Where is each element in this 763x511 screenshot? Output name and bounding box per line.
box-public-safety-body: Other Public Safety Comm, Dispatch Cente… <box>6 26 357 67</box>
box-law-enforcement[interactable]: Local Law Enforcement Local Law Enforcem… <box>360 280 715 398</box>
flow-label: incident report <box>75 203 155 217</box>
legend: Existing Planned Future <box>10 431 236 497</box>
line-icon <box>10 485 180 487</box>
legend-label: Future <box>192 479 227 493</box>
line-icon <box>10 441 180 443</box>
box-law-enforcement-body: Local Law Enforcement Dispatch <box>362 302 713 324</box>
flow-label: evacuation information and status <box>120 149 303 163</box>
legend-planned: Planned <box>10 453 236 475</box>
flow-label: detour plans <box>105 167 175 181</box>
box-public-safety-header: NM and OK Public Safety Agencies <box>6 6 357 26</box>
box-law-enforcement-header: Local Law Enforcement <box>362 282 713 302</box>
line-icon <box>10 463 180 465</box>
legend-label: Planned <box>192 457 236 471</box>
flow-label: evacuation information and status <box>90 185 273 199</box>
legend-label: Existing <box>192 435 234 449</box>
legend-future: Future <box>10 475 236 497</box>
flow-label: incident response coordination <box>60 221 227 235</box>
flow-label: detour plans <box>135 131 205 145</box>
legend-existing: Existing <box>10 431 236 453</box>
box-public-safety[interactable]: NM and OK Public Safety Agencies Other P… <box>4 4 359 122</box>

------------------------------

● Task requirements: Rewrite the listing as a JSON list of strings, one string per line and with blank lines left out, covering everything from the first line of the listing through the line containing "legend-label: Future <box>192", inclusive.

● Solution for this task:
[
  "Where is each element in this 763x511 screenshot? Output name and bounding box per line.",
  "box-public-safety-body: Other Public Safety Comm, Dispatch Cente… <box>6 26 357 67</box>",
  "box-law-enforcement[interactable]: Local Law Enforcement Local Law Enforcem… <box>360 280 715 398</box>",
  "flow-label: incident report <box>75 203 155 217</box>",
  "legend: Existing Planned Future <box>10 431 236 497</box>",
  "line-icon <box>10 485 180 487</box>",
  "legend-label: Future <box>192 479 227 493</box>"
]